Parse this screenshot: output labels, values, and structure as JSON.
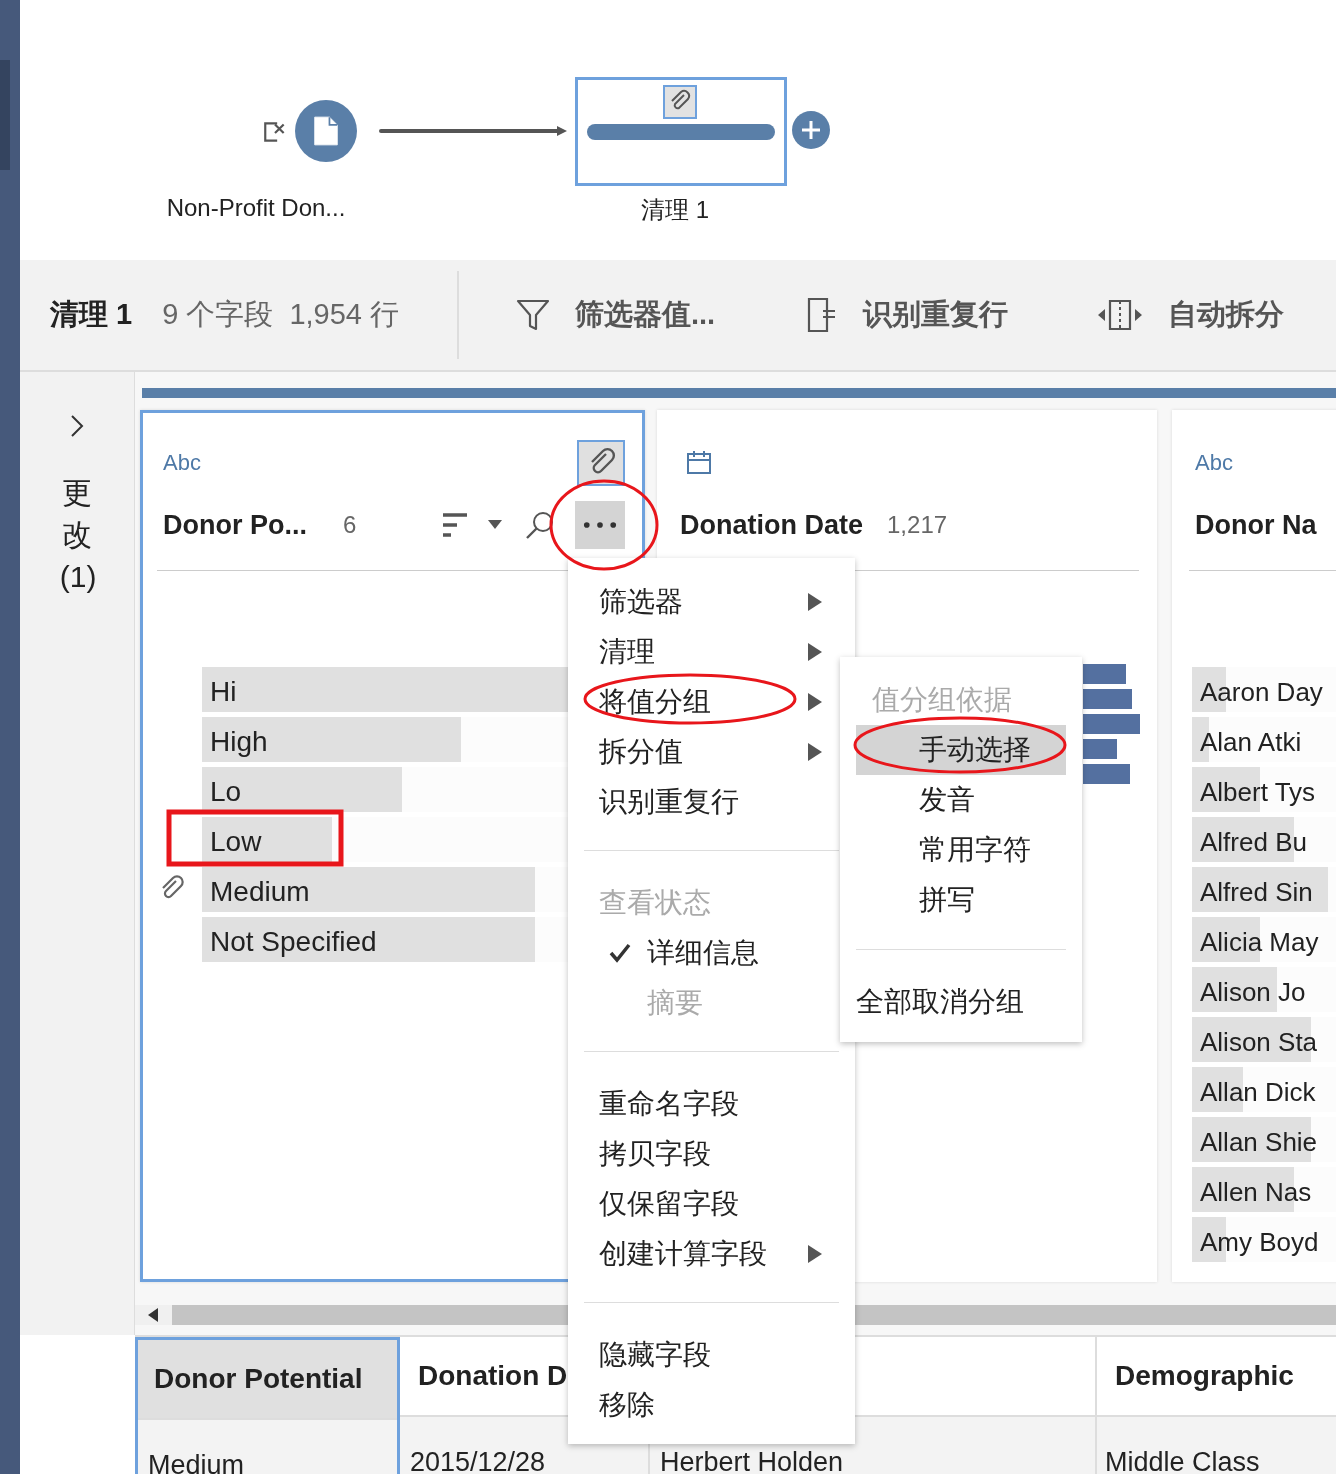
{
  "flow": {
    "nodes": [
      {
        "kind": "input",
        "label": "Non-Profit Don...",
        "selected": false
      },
      {
        "kind": "clean",
        "label": "清理 1",
        "selected": true
      }
    ]
  },
  "toolbar": {
    "title": "清理 1",
    "field_count": "9 个字段",
    "row_count": "1,954 行",
    "actions": [
      {
        "kind": "filter",
        "label": "筛选器值..."
      },
      {
        "kind": "duplicates",
        "label": "识别重复行"
      },
      {
        "kind": "split",
        "label": "自动拆分"
      }
    ]
  },
  "changes_pane": {
    "label": "更改(1)",
    "expanded": false
  },
  "profile": {
    "cards": [
      {
        "kind": "text",
        "type_label": "Abc",
        "name": "Donor Po...",
        "count": "6",
        "selected": true,
        "grouped": true,
        "menu_open": true,
        "values": [
          {
            "label": "Hi",
            "level": 1.0,
            "grouped": false
          },
          {
            "label": "High",
            "level": 0.7,
            "grouped": false
          },
          {
            "label": "Lo",
            "level": 0.54,
            "grouped": false
          },
          {
            "label": "Low",
            "level": 0.35,
            "grouped": false
          },
          {
            "label": "Medium",
            "level": 0.9,
            "grouped": true
          },
          {
            "label": "Not Specified",
            "level": 0.9,
            "grouped": false
          }
        ]
      },
      {
        "kind": "date",
        "name": "Donation Date",
        "count": "1,217",
        "selected": false,
        "grouped": false
      },
      {
        "kind": "text",
        "type_label": "Abc",
        "name": "Donor Na",
        "selected": false,
        "grouped": false,
        "values": [
          {
            "label": "Aaron Day",
            "level": 0.2,
            "grouped": false
          },
          {
            "label": "Alan Atki",
            "level": 0.1,
            "grouped": false
          },
          {
            "label": "Albert Tys",
            "level": 0.4,
            "grouped": false
          },
          {
            "label": "Alfred Bu",
            "level": 0.6,
            "grouped": false
          },
          {
            "label": "Alfred Sin",
            "level": 0.8,
            "grouped": false
          },
          {
            "label": "Alicia May",
            "level": 0.4,
            "grouped": false
          },
          {
            "label": "Alison Jo",
            "level": 0.5,
            "grouped": false
          },
          {
            "label": "Alison Sta",
            "level": 0.7,
            "grouped": false
          },
          {
            "label": "Allan Dick",
            "level": 0.3,
            "grouped": false
          },
          {
            "label": "Allan Shie",
            "level": 0.7,
            "grouped": false
          },
          {
            "label": "Allen Nas",
            "level": 0.6,
            "grouped": false
          },
          {
            "label": "Amy Boyd",
            "level": 0.2,
            "grouped": false
          }
        ]
      }
    ]
  },
  "grid": {
    "columns": [
      {
        "name": "Donor Potential",
        "selected": true
      },
      {
        "name": "Donation D",
        "selected": false
      },
      {
        "selected": false
      },
      {
        "name": "Demographic",
        "selected": false
      }
    ],
    "rows": [
      [
        "Medium",
        "2015/12/28",
        "Herbert Holden",
        "Middle Class"
      ]
    ]
  },
  "context_menu": {
    "groups": [
      {
        "items": [
          {
            "kind": "submenu",
            "label": "筛选器"
          },
          {
            "kind": "submenu",
            "label": "清理"
          },
          {
            "kind": "submenu",
            "label": "将值分组"
          },
          {
            "kind": "submenu",
            "label": "拆分值"
          },
          {
            "kind": "action",
            "label": "识别重复行"
          }
        ]
      },
      {
        "header": "查看状态",
        "items": [
          {
            "kind": "check",
            "label": "详细信息",
            "checked": true,
            "disabled": false
          },
          {
            "kind": "check",
            "label": "摘要",
            "checked": false,
            "disabled": true
          }
        ]
      },
      {
        "items": [
          {
            "kind": "action",
            "label": "重命名字段"
          },
          {
            "kind": "action",
            "label": "拷贝字段"
          },
          {
            "kind": "action",
            "label": "仅保留字段"
          },
          {
            "kind": "submenu",
            "label": "创建计算字段"
          }
        ]
      },
      {
        "items": [
          {
            "kind": "action",
            "label": "隐藏字段"
          },
          {
            "kind": "action",
            "label": "移除"
          }
        ]
      }
    ]
  },
  "submenu": {
    "header": "值分组依据",
    "items": [
      {
        "label": "手动选择",
        "selected": true
      },
      {
        "label": "发音",
        "selected": false
      },
      {
        "label": "常用字符",
        "selected": false
      },
      {
        "label": "拼写",
        "selected": false
      }
    ],
    "actions": [
      {
        "label": "全部取消分组"
      }
    ]
  }
}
----
== Exercise goal ==
Output the records above exactly as they are, leaving out the pictures.

== Response to the task ==
Parse this screenshot: output labels, values, and structure as JSON.
{
  "flow": {
    "nodes": [
      {
        "kind": "input",
        "label": "Non-Profit Don...",
        "selected": false
      },
      {
        "kind": "clean",
        "label": "清理 1",
        "selected": true
      }
    ]
  },
  "toolbar": {
    "title": "清理 1",
    "field_count": "9 个字段",
    "row_count": "1,954 行",
    "actions": [
      {
        "kind": "filter",
        "label": "筛选器值..."
      },
      {
        "kind": "duplicates",
        "label": "识别重复行"
      },
      {
        "kind": "split",
        "label": "自动拆分"
      }
    ]
  },
  "changes_pane": {
    "label": "更改(1)",
    "expanded": false
  },
  "profile": {
    "cards": [
      {
        "kind": "text",
        "type_label": "Abc",
        "name": "Donor Po...",
        "count": "6",
        "selected": true,
        "grouped": true,
        "menu_open": true,
        "values": [
          {
            "label": "Hi",
            "level": 1.0,
            "grouped": false
          },
          {
            "label": "High",
            "level": 0.7,
            "grouped": false
          },
          {
            "label": "Lo",
            "level": 0.54,
            "grouped": false
          },
          {
            "label": "Low",
            "level": 0.35,
            "grouped": false
          },
          {
            "label": "Medium",
            "level": 0.9,
            "grouped": true
          },
          {
            "label": "Not Specified",
            "level": 0.9,
            "grouped": false
          }
        ]
      },
      {
        "kind": "date",
        "name": "Donation Date",
        "count": "1,217",
        "selected": false,
        "grouped": false
      },
      {
        "kind": "text",
        "type_label": "Abc",
        "name": "Donor Na",
        "selected": false,
        "grouped": false,
        "values": [
          {
            "label": "Aaron Day",
            "level": 0.2,
            "grouped": false
          },
          {
            "label": "Alan Atki",
            "level": 0.1,
            "grouped": false
          },
          {
            "label": "Albert Tys",
            "level": 0.4,
            "grouped": false
          },
          {
            "label": "Alfred Bu",
            "level": 0.6,
            "grouped": false
          },
          {
            "label": "Alfred Sin",
            "level": 0.8,
            "grouped": false
          },
          {
            "label": "Alicia May",
            "level": 0.4,
            "grouped": false
          },
          {
            "label": "Alison Jo",
            "level": 0.5,
            "grouped": false
          },
          {
            "label": "Alison Sta",
            "level": 0.7,
            "grouped": false
          },
          {
            "label": "Allan Dick",
            "level": 0.3,
            "grouped": false
          },
          {
            "label": "Allan Shie",
            "level": 0.7,
            "grouped": false
          },
          {
            "label": "Allen Nas",
            "level": 0.6,
            "grouped": false
          },
          {
            "label": "Amy Boyd",
            "level": 0.2,
            "grouped": false
          }
        ]
      }
    ]
  },
  "grid": {
    "columns": [
      {
        "name": "Donor Potential",
        "selected": true
      },
      {
        "name": "Donation D",
        "selected": false
      },
      {
        "selected": false
      },
      {
        "name": "Demographic",
        "selected": false
      }
    ],
    "rows": [
      [
        "Medium",
        "2015/12/28",
        "Herbert Holden",
        "Middle Class"
      ]
    ]
  },
  "context_menu": {
    "groups": [
      {
        "items": [
          {
            "kind": "submenu",
            "label": "筛选器"
          },
          {
            "kind": "submenu",
            "label": "清理"
          },
          {
            "kind": "submenu",
            "label": "将值分组"
          },
          {
            "kind": "submenu",
            "label": "拆分值"
          },
          {
            "kind": "action",
            "label": "识别重复行"
          }
        ]
      },
      {
        "header": "查看状态",
        "items": [
          {
            "kind": "check",
            "label": "详细信息",
            "checked": true,
            "disabled": false
          },
          {
            "kind": "check",
            "label": "摘要",
            "checked": false,
            "disabled": true
          }
        ]
      },
      {
        "items": [
          {
            "kind": "action",
            "label": "重命名字段"
          },
          {
            "kind": "action",
            "label": "拷贝字段"
          },
          {
            "kind": "action",
            "label": "仅保留字段"
          },
          {
            "kind": "submenu",
            "label": "创建计算字段"
          }
        ]
      },
      {
        "items": [
          {
            "kind": "action",
            "label": "隐藏字段"
          },
          {
            "kind": "action",
            "label": "移除"
          }
        ]
      }
    ]
  },
  "submenu": {
    "header": "值分组依据",
    "items": [
      {
        "label": "手动选择",
        "selected": true
      },
      {
        "label": "发音",
        "selected": false
      },
      {
        "label": "常用字符",
        "selected": false
      },
      {
        "label": "拼写",
        "selected": false
      }
    ],
    "actions": [
      {
        "label": "全部取消分组"
      }
    ]
  }
}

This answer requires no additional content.